> [GOAL OF THE EXERCISE]
Rewrite the records below, changing every occurrence of "schematic section view" to "schematic cross-sectional view" and leaving all other text as it is.
-- Begin --
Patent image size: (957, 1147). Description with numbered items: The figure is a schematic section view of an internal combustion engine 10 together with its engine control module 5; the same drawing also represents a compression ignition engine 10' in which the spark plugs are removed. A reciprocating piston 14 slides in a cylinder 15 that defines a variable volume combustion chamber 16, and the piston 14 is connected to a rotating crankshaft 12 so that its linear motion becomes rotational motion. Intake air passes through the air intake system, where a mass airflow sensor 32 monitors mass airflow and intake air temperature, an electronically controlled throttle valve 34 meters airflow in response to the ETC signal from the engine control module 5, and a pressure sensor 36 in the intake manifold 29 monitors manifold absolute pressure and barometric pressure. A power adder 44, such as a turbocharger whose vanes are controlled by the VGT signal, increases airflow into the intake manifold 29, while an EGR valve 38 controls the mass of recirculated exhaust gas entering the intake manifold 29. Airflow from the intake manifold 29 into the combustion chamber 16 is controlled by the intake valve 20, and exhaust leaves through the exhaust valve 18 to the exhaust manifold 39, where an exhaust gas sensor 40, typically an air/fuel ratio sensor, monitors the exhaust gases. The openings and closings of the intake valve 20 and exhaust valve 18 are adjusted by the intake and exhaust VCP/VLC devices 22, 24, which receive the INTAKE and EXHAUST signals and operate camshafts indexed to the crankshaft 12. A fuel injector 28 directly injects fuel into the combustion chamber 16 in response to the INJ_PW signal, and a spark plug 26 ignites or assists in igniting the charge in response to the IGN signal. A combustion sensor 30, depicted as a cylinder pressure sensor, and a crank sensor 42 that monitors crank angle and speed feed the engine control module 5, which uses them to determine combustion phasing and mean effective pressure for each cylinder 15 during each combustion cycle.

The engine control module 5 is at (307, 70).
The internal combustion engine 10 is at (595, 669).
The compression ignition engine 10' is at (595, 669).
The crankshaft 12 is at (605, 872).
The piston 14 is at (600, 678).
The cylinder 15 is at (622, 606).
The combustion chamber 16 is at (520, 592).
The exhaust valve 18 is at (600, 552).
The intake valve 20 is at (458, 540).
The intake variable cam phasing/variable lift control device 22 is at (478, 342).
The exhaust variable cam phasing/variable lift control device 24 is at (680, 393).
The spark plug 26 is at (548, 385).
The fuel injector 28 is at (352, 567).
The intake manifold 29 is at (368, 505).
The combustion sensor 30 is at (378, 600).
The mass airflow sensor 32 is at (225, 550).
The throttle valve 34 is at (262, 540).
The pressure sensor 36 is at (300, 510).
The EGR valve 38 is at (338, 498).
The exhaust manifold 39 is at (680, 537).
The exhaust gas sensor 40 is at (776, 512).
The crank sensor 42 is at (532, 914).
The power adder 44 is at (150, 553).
-- End --
> [RESULT OF THE TASK]
Patent image size: (957, 1147). Description with numbered items: The figure is a schematic cross-sectional view of an internal combustion engine 10 together with its engine control module 5; the same drawing also represents a compression ignition engine 10' in which the spark plugs are removed. A reciprocating piston 14 slides in a cylinder 15 that defines a variable volume combustion chamber 16, and the piston 14 is connected to a rotating crankshaft 12 so that its linear motion becomes rotational motion. Intake air passes through the air intake system, where a mass airflow sensor 32 monitors mass airflow and intake air temperature, an electronically controlled throttle valve 34 meters airflow in response to the ETC signal from the engine control module 5, and a pressure sensor 36 in the intake manifold 29 monitors manifold absolute pressure and barometric pressure. A power adder 44, such as a turbocharger whose vanes are controlled by the VGT signal, increases airflow into the intake manifold 29, while an EGR valve 38 controls the mass of recirculated exhaust gas entering the intake manifold 29. Airflow from the intake manifold 29 into the combustion chamber 16 is controlled by the intake valve 20, and exhaust leaves through the exhaust valve 18 to the exhaust manifold 39, where an exhaust gas sensor 40, typically an air/fuel ratio sensor, monitors the exhaust gases. The openings and closings of the intake valve 20 and exhaust valve 18 are adjusted by the intake and exhaust VCP/VLC devices 22, 24, which receive the INTAKE and EXHAUST signals and operate camshafts indexed to the crankshaft 12. A fuel injector 28 directly injects fuel into the combustion chamber 16 in response to the INJ_PW signal, and a spark plug 26 ignites or assists in igniting the charge in response to the IGN signal. A combustion sensor 30, depicted as a cylinder pressure sensor, and a crank sensor 42 that monitors crank angle and speed feed the engine control module 5, which uses them to determine combustion phasing and mean effective pressure for each cylinder 15 during each combustion cycle.

The engine control module 5 is at (307, 70).
The internal combustion engine 10 is at (595, 669).
The compression ignition engine 10' is at (595, 669).
The crankshaft 12 is at (605, 872).
The piston 14 is at (600, 678).
The cylinder 15 is at (622, 606).
The combustion chamber 16 is at (520, 592).
The exhaust valve 18 is at (600, 552).
The intake valve 20 is at (458, 540).
The intake variable cam phasing/variable lift control device 22 is at (478, 342).
The exhaust variable cam phasing/variable lift control device 24 is at (680, 393).
The spark plug 26 is at (548, 385).
The fuel injector 28 is at (352, 567).
The intake manifold 29 is at (368, 505).
The combustion sensor 30 is at (378, 600).
The mass airflow sensor 32 is at (225, 550).
The throttle valve 34 is at (262, 540).
The pressure sensor 36 is at (300, 510).
The EGR valve 38 is at (338, 498).
The exhaust manifold 39 is at (680, 537).
The exhaust gas sensor 40 is at (776, 512).
The crank sensor 42 is at (532, 914).
The power adder 44 is at (150, 553).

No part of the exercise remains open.